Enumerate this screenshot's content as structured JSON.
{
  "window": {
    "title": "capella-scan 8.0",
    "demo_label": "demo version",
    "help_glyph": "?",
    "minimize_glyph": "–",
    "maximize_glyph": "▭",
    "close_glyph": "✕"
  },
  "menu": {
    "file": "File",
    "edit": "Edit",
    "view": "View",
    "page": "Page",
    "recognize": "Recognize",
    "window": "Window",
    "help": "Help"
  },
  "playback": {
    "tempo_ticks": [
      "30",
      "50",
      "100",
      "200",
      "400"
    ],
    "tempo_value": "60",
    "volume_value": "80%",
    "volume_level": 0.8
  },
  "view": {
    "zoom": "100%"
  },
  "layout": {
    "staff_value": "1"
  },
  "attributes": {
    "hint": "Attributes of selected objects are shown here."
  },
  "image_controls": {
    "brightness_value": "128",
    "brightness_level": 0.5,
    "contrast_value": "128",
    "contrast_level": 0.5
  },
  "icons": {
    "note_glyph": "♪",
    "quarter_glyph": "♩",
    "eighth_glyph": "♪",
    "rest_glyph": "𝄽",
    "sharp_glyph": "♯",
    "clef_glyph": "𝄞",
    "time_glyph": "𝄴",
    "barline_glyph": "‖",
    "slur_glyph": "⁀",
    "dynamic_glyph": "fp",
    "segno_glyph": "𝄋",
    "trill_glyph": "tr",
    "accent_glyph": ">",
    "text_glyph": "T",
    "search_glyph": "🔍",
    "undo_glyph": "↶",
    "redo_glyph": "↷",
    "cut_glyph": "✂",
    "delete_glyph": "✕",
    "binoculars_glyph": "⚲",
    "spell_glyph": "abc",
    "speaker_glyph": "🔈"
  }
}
+++
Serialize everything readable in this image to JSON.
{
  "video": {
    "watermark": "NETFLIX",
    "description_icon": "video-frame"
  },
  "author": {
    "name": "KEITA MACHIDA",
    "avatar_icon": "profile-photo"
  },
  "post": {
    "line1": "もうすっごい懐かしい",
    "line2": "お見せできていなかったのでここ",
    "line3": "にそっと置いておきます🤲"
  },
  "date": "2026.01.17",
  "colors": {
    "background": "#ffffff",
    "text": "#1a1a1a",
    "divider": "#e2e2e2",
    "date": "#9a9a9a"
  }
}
+++
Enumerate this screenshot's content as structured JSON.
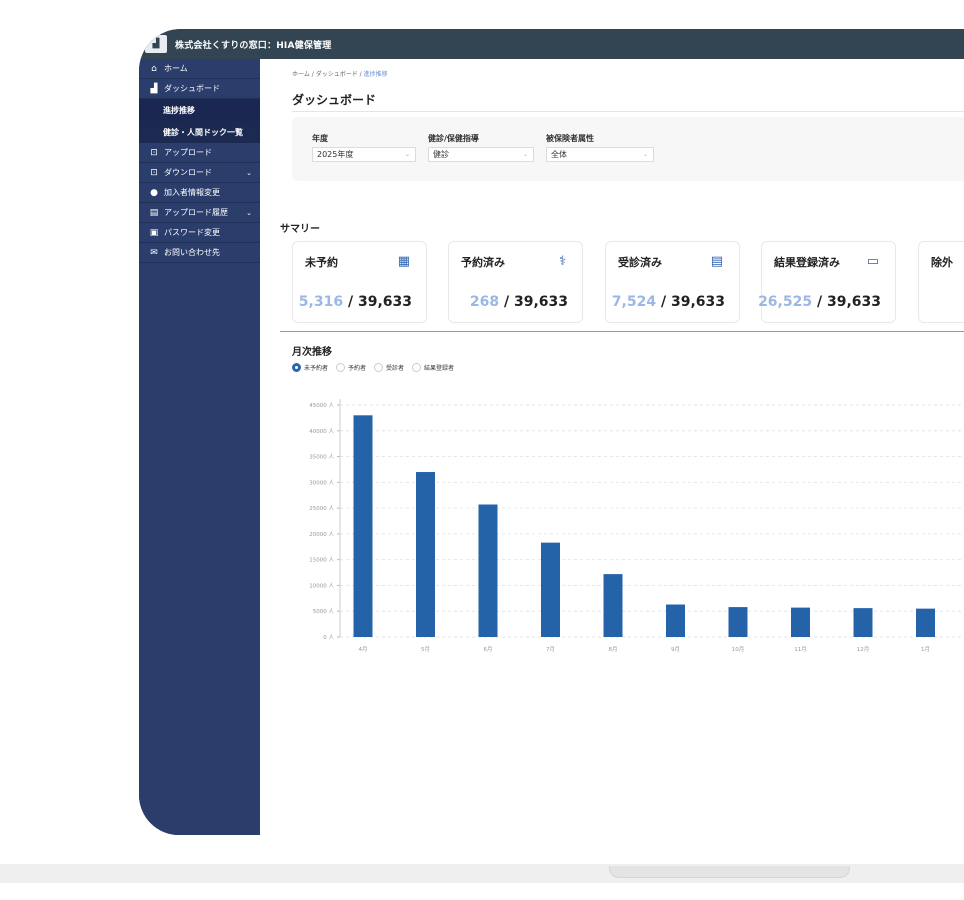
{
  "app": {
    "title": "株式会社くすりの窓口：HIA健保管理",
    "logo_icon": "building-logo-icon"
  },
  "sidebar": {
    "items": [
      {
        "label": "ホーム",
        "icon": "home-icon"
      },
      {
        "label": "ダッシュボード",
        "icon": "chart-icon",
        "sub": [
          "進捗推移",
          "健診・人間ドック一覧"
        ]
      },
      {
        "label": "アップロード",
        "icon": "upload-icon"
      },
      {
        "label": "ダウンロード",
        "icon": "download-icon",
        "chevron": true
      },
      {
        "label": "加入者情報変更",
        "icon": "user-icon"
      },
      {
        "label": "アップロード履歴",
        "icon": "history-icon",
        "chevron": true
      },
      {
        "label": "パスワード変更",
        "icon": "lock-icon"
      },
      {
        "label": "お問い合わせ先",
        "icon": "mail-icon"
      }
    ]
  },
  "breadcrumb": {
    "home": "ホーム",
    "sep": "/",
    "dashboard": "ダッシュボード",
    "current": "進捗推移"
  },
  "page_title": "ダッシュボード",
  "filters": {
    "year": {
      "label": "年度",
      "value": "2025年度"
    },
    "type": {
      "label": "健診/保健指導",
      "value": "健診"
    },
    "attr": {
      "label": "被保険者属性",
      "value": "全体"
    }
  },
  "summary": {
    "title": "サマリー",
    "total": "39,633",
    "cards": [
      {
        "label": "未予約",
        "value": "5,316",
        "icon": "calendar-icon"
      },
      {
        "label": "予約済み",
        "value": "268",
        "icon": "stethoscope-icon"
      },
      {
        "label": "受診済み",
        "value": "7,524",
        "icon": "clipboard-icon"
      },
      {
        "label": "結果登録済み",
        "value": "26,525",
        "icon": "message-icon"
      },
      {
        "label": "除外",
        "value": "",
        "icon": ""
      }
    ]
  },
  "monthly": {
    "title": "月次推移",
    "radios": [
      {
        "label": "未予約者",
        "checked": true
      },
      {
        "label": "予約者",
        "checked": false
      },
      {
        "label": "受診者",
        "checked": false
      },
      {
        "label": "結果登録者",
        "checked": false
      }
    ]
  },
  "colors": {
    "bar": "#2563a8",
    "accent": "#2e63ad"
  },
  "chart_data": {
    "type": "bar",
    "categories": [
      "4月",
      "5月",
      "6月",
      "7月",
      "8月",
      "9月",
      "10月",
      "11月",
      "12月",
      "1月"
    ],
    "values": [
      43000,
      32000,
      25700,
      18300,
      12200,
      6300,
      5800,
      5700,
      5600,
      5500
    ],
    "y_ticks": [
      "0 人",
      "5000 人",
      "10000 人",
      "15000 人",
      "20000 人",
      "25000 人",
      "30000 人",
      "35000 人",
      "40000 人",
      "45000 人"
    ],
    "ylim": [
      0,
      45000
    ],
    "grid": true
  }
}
+++
**Short task**
Take every line from the data that contains the word "true".

**Result of the task**
        "chevron": true
        "chevron": true
        "checked": true
    "grid": true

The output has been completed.